- [Task statement]
Your reply should be a single number: how many lines contain the string "RANSOMWARE".

- [Task material]

****************************************

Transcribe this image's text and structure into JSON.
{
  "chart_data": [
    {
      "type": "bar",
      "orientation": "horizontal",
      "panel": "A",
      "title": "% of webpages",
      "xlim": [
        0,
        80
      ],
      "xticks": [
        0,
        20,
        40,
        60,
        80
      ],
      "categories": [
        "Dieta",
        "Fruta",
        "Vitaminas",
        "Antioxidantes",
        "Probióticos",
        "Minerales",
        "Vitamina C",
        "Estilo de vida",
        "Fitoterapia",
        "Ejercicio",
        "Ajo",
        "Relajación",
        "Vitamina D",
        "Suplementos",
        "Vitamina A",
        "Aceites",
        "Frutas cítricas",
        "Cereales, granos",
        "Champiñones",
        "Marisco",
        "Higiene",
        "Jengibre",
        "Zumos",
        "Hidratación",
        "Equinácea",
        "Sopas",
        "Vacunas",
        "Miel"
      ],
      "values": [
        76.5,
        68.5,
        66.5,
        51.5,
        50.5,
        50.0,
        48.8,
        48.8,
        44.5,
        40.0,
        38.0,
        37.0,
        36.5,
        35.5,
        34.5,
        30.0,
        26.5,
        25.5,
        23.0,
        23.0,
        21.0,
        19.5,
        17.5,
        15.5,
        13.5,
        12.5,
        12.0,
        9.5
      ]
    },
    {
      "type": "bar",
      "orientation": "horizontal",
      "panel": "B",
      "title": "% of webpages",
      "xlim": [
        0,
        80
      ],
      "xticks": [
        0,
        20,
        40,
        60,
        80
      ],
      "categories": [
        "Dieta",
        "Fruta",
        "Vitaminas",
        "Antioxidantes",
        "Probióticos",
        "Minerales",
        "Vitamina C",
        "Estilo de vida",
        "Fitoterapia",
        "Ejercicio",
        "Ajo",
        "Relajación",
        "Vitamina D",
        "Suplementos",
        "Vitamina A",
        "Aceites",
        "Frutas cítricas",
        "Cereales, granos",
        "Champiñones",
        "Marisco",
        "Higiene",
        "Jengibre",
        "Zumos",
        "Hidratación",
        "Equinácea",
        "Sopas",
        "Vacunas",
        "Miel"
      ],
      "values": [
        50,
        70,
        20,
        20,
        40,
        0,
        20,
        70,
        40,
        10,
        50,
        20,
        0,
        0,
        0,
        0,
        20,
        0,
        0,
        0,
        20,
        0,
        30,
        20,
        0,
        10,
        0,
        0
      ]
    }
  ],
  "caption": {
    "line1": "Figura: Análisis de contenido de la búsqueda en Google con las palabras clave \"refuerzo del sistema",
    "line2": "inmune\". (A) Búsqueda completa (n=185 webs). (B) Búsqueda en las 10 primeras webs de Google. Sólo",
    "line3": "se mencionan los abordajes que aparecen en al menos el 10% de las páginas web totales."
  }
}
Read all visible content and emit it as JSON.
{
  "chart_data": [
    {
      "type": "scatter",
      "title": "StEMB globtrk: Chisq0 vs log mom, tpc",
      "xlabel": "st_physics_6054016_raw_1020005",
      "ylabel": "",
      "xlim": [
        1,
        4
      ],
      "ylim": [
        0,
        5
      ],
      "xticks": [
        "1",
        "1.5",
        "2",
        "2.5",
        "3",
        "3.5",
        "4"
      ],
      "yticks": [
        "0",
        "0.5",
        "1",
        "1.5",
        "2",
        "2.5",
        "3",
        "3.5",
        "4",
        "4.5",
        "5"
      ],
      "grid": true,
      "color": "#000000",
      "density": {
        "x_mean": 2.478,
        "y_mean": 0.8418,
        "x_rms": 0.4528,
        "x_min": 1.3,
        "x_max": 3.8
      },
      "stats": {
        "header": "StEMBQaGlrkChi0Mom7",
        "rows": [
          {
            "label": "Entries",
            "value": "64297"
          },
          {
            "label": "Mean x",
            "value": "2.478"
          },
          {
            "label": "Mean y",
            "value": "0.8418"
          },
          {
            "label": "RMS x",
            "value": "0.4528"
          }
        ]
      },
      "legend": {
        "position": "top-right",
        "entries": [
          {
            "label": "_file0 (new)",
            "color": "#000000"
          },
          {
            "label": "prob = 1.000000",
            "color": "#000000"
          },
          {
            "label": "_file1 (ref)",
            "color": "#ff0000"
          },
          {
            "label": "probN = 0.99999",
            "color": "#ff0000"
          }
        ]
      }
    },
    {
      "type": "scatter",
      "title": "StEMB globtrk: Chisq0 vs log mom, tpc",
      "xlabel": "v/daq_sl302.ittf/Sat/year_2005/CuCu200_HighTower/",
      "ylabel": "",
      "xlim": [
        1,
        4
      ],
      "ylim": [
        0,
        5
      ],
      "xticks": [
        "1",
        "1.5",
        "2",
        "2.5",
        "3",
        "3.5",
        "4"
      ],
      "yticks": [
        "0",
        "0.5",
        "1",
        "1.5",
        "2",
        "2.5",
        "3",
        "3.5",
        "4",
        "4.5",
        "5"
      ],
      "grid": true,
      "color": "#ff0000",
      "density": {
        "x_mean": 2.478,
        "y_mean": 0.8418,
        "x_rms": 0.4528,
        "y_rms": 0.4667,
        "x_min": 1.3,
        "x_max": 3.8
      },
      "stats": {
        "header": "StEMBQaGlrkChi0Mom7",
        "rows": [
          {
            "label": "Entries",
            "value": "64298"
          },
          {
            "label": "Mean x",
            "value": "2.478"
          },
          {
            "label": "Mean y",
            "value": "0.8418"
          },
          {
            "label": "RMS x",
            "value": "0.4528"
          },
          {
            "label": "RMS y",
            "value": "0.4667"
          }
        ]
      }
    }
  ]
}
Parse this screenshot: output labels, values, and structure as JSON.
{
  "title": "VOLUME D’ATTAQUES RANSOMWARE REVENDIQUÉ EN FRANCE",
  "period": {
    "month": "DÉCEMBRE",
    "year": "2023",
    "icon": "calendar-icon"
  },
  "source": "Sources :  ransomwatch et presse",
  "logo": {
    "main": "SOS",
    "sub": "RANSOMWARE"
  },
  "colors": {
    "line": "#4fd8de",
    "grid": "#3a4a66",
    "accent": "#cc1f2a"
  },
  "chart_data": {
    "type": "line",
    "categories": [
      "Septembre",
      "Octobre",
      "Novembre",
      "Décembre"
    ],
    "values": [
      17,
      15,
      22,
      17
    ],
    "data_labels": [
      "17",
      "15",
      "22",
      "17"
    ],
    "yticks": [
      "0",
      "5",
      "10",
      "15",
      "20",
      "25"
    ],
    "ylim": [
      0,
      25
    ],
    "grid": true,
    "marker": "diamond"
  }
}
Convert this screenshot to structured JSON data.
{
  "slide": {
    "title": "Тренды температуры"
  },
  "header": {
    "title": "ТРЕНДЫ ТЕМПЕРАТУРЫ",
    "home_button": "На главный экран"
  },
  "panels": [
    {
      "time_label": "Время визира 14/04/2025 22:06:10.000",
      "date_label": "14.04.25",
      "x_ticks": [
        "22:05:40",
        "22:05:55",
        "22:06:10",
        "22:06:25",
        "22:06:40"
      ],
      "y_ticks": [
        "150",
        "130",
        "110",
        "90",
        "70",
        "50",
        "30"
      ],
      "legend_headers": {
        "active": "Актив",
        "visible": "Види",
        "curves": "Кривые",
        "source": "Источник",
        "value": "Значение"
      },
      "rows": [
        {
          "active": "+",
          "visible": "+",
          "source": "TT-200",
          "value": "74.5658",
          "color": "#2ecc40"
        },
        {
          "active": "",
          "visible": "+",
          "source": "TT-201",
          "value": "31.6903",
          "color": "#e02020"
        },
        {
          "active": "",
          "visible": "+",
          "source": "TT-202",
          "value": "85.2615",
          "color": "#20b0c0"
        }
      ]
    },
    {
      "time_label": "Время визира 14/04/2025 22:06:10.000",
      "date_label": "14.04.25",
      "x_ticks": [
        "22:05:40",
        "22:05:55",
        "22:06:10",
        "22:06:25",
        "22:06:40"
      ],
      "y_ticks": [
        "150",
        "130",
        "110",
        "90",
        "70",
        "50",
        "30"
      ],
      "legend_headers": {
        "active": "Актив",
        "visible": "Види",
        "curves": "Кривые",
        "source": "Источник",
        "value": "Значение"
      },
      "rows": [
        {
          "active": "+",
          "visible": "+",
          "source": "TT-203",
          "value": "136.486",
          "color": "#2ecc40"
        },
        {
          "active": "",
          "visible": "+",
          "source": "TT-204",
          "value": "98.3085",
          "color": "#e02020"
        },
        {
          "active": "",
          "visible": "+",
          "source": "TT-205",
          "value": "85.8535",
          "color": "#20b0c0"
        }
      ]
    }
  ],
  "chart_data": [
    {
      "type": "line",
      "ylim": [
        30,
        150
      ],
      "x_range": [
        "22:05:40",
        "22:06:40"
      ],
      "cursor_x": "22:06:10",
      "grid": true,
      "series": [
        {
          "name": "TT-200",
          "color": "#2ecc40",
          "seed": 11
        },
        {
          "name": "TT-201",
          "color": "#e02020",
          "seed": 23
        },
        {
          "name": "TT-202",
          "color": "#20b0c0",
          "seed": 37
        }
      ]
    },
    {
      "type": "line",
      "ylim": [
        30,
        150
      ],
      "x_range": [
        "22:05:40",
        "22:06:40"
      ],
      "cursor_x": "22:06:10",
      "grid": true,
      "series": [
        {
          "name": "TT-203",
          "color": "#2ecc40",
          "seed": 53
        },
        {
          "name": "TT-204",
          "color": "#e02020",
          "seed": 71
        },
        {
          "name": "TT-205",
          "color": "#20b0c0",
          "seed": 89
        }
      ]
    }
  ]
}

****************************************

- [Result for this exercise]
2